Objectif visé 1 →
Modifiez le passage du texte sur la propagande politique compris entre "Les réseaux sociaux sont" et "nous voulons créer.", bornes incluses : recopiez-le en changeant "Instagram" en "Snapchat".
Objectif visé 2 →
Prolongez le texte sur la propagande politique sur les réseaux sociaux à partir de sa dernière phrase.

Texte de lecture →
☆ ☆ ☆ ☆ ☆ ☆ ☆

La propagande politique sur les réseaux sociaux

À l’ère du numérique, tout passe par les réseaux sociaux lorsqu’on veut attiser la curiosité des jeunes adultes voire des adolescents envers la politique. En 2022, 52,5 % des 18-25 ans ont voté aux deux tours des élections présidentielles selon l’Insee (enquête sur la participation électorale 2022.) Cela constitue le plus petit taux de participation aux deux tours. Avec l’espoir de voir plus de jeunes voter, les personnalités politiques se précipitent sur Instagram, X (anciennement Twitter) et par-dessus tout Tiktok. Par quelles méthodes les politiques endoctrinent-ils la jeunesse et quelles conséquences cela engendre-t-il ?

Miroir miroir, dis-moi qui est la plus belle

Les réseaux sociaux sont l’ensemble des applications qui permettent à chacun d’entre nous d’être connu, adoré, admiré ou au contraire d’être détesté, voire humilié.

Nous avons tous vu cette fille et son Instagram « pinterestable » avec des émoticônes accolés à son pseudonyme, ou ce garçon et ses photos sur une plage luxueuse durant les dernières vacances d’été. Chacun d’entre nous poste, commente, aime du contenu pour renvoyer une image de nous idéalisée selon l’effet que nous voulons créer.

Sur les réseaux sociaux, nous sommes qui nous voulons être. Personne ne saura si je suis vraiment allée manger à ce restaurant étoilé ce week-end ou si je me suis réellement baignée sur les plages de Miami. De la même manière que personne ne saura si les politiciens respecteront les engagements qu’ils ont promis sur les réseaux sociaux. Les réseaux sociaux donnent l’occasion à n’importe qui d’être celui qu’il désire montrer. Nous créons artificiellement des choses censées être authentiques : notre côté humain.

☆ ☆ ☆ ☆ ☆ ☆ ☆

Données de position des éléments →
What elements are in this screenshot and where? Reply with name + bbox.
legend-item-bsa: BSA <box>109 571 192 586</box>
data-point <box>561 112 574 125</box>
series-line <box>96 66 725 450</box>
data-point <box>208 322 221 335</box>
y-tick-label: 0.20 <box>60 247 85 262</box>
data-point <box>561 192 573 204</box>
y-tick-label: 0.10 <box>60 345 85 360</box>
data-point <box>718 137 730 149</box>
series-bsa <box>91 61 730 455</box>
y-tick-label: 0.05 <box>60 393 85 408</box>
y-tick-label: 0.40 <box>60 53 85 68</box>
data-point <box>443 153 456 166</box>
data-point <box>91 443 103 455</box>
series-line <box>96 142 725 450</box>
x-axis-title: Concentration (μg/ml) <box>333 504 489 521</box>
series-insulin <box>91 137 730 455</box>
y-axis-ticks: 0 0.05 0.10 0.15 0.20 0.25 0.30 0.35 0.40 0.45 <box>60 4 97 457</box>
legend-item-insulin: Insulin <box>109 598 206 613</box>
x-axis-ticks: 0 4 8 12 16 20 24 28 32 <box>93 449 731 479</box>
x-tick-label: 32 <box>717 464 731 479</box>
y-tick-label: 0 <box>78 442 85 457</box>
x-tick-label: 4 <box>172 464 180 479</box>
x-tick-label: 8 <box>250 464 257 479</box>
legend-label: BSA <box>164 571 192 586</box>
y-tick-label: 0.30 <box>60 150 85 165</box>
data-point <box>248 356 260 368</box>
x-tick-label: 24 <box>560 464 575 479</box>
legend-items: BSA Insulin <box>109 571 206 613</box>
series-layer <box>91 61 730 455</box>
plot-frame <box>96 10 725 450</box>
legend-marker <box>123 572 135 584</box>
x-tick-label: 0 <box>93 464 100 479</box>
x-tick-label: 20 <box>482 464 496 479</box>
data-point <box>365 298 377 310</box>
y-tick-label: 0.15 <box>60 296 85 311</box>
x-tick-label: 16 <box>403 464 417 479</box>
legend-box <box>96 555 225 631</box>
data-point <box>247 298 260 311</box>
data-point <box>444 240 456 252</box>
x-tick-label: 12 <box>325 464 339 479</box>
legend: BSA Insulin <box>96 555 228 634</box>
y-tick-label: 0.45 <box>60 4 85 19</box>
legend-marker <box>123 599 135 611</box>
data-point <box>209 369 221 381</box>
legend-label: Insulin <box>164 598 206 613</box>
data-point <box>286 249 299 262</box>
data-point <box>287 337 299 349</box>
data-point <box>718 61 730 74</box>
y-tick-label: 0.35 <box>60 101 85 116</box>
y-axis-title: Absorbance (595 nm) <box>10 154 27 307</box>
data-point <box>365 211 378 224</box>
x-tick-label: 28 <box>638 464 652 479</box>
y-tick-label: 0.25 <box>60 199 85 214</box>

☆ ☆ ☆ ☆ ☆ ☆ ☆

Résultat attendu 1 →
Les réseaux sociaux sont l’ensemble des applications qui permettent à chacun d’entre nous d’être connu, adoré, admiré ou au contraire d’être détesté, voire humilié.

Nous avons tous vu cette fille et son Snapchat « pinterestable » avec des émoticônes accolés à son pseudonyme, ou ce garçon et ses photos sur une plage luxueuse durant les dernières vacances d’été. Chacun d’entre nous poste, commente, aime du contenu pour renvoyer une image de nous idéalisée selon l’effet que nous voulons créer.

Résultat attendu 2 →
Les personnalités politiques sont des humains comme vous et moi. Les politiciens ont vu l’engouement Tiktok. Les millions de « likes » sur des vidéos postées en moins de 24h. Ils ont su que les punchlines de personnalités célèbres devenaient des « réfs ». Alors, nous avons vu apparaître sur Tiktok des ministres, des députés et des sénateurs. Certains y rencontrent même une grande popularité tel que Jean-Baptiste Djebbari, l’ancien ministre des transports sous le gouvernement Castex qui accumule 998,6 k d’abonnés. Lui, comme Mathieu Mancort, postent des playbacks (technique de synchronisation labiale qui consiste à faire semblant de chanter ou de jouer d’un instrument de musique, avec l’aide d’un enregistrement remplaçant le son qui devrait normalement être produit par cette activité simulée) sur les sons tendances de l’application. Les personnalités politiques plus importantes dans le monde médiatique (Bardella et Macron) ne font pas de playbacks. En effet, Macron répond à des commentaires laissés sous ses posts Instagram et Tiktok sous forme de vidéos et Bardella s’amuse à faire des édits (modifications de vidéos avec des effets, des transitions et des sons ajoutés). Manifestement il y passe plus de temps qu’au parlement européen car les édits ne sont pas faits à moitié : saturation modifiée, son d’arrière-plan (de la phonk notamment mais nous y reviendrons). Il participe également aux « trends », nous pouvons retrouver une vidéo dans laquelle il écrit «  tu fais quoi le 24 mai ? » et où des photos de meetings du RN se succèdent. Nous pouvons également remarquer la formulation de la question. En effet, il ne s’agit pas d’une phrase dans laquelle le sujet et le verbe sont inversés comme ils sont censés l’être mais bien d’une formulation plus courante. Le raisonnement qui accompagne ce choix est mystérieux : appauvrissement et médiocrité du langage des politiciens du XXIème siècle ou formule employée pour se sentir plus proche des jeunes ? C’est à réfléchir.

La propagande des personnalités politiques

Les personnalités politiques font une propagande massive sur les réseaux sociaux grâce à certaines techniques. Des techniques de communication, et des techniques de détournement des propos.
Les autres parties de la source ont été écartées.